Task details → Write out each line word for word. Drop pictures.

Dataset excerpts
>> Start
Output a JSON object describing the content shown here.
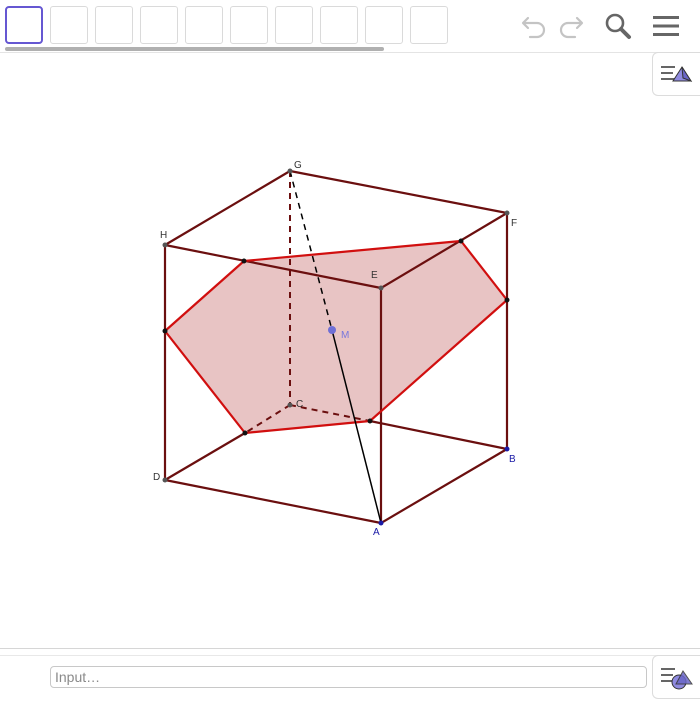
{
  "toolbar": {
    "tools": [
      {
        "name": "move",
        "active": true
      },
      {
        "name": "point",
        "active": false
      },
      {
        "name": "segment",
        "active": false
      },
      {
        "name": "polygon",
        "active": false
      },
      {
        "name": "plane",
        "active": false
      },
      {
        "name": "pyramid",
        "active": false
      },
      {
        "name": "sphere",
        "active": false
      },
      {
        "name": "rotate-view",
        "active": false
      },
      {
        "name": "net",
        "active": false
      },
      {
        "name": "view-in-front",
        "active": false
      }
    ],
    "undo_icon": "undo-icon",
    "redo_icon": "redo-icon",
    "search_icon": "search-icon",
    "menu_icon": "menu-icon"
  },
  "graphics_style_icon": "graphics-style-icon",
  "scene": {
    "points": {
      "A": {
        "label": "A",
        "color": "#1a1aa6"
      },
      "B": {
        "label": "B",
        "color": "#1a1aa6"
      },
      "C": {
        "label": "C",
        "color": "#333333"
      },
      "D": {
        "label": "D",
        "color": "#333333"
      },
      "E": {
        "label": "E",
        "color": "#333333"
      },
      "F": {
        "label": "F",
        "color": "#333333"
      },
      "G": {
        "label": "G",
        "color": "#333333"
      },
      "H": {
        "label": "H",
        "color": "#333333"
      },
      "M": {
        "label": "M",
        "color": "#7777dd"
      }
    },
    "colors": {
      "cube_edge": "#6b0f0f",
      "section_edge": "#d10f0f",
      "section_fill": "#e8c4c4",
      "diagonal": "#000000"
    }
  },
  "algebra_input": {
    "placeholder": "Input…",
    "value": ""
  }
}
>> End
Task output →
Output a JSON object describing the content shown here.
{
  "toolbar": {
    "tools": [
      {
        "name": "move",
        "active": true
      },
      {
        "name": "point",
        "active": false
      },
      {
        "name": "segment",
        "active": false
      },
      {
        "name": "polygon",
        "active": false
      },
      {
        "name": "plane",
        "active": false
      },
      {
        "name": "pyramid",
        "active": false
      },
      {
        "name": "sphere",
        "active": false
      },
      {
        "name": "rotate-view",
        "active": false
      },
      {
        "name": "net",
        "active": false
      },
      {
        "name": "view-in-front",
        "active": false
      }
    ],
    "undo_icon": "undo-icon",
    "redo_icon": "redo-icon",
    "search_icon": "search-icon",
    "menu_icon": "menu-icon"
  },
  "graphics_style_icon": "graphics-style-icon",
  "scene": {
    "points": {
      "A": {
        "label": "A",
        "color": "#1a1aa6"
      },
      "B": {
        "label": "B",
        "color": "#1a1aa6"
      },
      "C": {
        "label": "C",
        "color": "#333333"
      },
      "D": {
        "label": "D",
        "color": "#333333"
      },
      "E": {
        "label": "E",
        "color": "#333333"
      },
      "F": {
        "label": "F",
        "color": "#333333"
      },
      "G": {
        "label": "G",
        "color": "#333333"
      },
      "H": {
        "label": "H",
        "color": "#333333"
      },
      "M": {
        "label": "M",
        "color": "#7777dd"
      }
    },
    "colors": {
      "cube_edge": "#6b0f0f",
      "section_edge": "#d10f0f",
      "section_fill": "#e8c4c4",
      "diagonal": "#000000"
    }
  },
  "algebra_input": {
    "placeholder": "Input…",
    "value": ""
  }
}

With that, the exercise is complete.